▸ Given exercise:
Report how many lines below contain the word "title", and give only that number.

▸ Records provided:

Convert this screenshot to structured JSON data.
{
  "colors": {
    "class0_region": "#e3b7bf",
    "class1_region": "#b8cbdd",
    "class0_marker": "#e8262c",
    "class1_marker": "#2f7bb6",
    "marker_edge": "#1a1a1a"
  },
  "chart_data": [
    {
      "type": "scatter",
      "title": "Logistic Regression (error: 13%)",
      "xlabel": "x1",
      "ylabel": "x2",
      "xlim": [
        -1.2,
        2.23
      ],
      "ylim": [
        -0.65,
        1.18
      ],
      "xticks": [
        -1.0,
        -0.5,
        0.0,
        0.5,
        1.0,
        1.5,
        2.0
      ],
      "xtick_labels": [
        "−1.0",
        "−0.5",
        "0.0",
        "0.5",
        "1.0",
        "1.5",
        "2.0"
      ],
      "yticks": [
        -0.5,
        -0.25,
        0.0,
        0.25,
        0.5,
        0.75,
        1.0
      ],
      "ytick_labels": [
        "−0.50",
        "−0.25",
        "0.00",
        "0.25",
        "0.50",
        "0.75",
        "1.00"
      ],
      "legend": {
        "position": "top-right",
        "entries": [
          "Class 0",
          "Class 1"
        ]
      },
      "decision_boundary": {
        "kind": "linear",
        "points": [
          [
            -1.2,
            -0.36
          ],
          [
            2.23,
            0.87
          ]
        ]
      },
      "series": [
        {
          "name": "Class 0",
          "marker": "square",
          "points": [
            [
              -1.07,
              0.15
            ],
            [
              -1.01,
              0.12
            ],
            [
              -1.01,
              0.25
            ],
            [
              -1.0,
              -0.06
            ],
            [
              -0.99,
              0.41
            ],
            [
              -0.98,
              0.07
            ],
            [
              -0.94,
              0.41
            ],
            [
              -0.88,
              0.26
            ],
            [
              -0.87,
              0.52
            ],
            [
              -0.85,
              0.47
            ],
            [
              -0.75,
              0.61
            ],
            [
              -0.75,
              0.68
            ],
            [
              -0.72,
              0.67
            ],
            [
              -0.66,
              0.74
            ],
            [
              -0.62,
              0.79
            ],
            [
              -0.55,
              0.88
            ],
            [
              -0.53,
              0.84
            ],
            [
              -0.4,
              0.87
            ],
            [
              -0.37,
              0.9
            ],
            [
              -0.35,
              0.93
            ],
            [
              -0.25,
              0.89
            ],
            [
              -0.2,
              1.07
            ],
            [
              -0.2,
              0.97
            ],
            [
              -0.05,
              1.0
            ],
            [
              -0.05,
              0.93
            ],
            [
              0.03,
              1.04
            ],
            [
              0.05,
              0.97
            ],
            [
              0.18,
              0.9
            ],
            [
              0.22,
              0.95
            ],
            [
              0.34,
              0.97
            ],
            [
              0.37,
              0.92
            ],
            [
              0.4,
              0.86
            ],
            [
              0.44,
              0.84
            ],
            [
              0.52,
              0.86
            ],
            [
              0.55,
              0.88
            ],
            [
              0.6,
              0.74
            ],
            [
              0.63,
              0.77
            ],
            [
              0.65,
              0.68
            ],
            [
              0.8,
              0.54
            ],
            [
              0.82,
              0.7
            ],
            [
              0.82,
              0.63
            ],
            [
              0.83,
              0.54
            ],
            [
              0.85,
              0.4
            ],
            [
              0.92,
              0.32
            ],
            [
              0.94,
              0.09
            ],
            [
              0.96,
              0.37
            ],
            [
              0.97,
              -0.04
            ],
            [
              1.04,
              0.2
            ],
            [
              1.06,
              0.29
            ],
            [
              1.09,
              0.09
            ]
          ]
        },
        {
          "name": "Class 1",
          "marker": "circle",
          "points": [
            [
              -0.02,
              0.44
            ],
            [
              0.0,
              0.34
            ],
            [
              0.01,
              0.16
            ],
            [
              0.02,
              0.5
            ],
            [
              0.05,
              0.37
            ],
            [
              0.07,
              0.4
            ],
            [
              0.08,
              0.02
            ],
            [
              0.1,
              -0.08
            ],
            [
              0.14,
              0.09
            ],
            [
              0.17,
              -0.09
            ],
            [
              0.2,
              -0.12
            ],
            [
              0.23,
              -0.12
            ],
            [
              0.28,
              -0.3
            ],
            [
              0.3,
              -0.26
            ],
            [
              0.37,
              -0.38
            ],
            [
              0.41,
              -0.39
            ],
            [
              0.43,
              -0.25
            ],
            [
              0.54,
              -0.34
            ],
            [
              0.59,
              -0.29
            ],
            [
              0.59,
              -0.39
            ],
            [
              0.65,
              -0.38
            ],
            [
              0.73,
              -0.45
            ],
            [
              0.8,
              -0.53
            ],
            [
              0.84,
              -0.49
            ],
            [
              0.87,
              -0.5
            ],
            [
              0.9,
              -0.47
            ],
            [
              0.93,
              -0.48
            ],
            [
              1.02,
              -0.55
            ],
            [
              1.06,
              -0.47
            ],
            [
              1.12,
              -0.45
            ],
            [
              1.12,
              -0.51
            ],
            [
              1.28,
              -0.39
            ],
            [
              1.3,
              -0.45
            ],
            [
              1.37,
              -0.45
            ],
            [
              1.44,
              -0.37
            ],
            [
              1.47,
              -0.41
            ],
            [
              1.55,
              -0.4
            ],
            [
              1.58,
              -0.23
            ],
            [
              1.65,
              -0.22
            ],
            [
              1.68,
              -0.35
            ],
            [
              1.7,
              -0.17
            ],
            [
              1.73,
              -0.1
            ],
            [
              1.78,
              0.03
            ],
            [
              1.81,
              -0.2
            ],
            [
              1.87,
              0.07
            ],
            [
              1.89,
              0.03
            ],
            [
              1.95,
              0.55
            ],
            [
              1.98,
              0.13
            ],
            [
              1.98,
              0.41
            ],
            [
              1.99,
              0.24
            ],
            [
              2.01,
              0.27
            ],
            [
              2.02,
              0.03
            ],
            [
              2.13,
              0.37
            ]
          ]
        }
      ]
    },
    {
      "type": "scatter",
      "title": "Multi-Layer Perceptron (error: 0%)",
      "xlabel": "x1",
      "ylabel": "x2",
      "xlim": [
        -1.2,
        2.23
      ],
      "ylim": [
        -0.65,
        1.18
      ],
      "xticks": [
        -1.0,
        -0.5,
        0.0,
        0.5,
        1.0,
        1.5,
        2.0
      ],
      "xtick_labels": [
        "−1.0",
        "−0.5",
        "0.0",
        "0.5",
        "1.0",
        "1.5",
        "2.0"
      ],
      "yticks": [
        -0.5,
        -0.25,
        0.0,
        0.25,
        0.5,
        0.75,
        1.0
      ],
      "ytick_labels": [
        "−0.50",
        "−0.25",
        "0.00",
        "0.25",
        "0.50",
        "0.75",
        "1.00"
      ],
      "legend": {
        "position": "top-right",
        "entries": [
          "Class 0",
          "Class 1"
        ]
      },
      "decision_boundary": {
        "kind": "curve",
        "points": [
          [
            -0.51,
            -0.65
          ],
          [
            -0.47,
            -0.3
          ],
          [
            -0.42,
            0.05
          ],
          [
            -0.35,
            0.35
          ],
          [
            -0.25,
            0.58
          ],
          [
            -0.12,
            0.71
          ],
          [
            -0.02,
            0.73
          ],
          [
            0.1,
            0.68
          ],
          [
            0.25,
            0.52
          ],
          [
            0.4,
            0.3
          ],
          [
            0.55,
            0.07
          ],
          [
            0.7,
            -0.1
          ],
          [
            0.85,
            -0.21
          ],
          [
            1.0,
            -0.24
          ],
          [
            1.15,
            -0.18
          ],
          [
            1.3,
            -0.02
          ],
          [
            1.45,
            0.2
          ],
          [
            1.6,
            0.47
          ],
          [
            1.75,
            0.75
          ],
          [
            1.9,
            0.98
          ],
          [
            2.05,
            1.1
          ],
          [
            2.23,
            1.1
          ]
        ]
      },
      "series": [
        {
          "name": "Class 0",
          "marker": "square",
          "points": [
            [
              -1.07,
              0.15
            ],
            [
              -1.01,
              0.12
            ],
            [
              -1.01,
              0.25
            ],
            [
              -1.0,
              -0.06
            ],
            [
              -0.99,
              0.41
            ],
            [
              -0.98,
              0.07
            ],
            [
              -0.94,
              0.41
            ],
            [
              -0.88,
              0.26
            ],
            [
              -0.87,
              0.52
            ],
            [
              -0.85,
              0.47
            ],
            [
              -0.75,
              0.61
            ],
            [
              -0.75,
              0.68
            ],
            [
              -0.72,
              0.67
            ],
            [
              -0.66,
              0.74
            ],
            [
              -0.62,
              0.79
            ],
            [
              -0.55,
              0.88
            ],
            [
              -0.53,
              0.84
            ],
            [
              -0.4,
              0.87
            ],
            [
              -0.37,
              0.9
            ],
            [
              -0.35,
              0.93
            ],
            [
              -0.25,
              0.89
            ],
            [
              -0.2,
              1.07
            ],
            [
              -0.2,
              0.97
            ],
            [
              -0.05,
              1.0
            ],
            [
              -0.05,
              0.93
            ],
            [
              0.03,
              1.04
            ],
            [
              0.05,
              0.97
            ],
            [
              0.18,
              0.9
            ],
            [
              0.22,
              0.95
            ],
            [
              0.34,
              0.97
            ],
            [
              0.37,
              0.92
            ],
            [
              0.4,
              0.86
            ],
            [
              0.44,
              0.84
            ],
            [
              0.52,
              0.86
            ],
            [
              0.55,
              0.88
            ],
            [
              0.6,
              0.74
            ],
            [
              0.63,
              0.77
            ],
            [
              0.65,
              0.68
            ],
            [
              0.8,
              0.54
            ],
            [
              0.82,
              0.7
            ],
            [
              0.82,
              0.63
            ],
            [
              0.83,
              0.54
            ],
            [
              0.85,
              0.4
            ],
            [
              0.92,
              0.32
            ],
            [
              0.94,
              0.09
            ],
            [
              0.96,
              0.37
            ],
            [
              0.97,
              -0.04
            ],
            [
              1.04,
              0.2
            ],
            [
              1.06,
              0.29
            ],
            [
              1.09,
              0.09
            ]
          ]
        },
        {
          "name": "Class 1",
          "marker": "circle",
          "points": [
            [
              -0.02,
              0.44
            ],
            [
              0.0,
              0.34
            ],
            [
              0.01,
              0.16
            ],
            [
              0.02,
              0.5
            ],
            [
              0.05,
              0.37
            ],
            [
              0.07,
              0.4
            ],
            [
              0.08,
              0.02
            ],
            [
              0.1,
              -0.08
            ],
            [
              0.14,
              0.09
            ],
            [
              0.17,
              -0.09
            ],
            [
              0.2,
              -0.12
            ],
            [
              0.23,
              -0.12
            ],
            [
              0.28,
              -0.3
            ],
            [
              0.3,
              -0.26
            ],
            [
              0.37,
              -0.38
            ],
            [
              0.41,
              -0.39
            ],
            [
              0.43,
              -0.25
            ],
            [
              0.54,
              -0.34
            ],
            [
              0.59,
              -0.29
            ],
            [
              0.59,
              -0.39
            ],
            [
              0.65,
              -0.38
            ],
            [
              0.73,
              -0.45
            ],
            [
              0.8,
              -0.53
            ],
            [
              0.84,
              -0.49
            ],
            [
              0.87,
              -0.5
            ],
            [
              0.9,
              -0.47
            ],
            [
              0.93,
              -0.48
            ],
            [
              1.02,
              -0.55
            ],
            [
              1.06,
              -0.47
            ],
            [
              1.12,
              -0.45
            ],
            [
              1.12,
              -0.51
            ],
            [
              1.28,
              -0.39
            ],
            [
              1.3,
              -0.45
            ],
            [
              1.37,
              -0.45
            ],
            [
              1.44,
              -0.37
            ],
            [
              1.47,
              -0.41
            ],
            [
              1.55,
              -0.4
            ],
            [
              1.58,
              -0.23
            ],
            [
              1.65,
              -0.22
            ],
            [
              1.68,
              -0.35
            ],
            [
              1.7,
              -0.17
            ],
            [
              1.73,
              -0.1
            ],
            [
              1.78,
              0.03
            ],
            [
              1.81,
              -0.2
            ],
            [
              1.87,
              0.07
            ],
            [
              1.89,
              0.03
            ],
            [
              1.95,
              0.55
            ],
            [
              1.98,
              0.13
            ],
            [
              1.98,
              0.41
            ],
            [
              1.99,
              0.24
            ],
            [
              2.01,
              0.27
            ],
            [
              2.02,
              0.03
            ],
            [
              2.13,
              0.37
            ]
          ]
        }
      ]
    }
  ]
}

▸ Solution to the problem:
2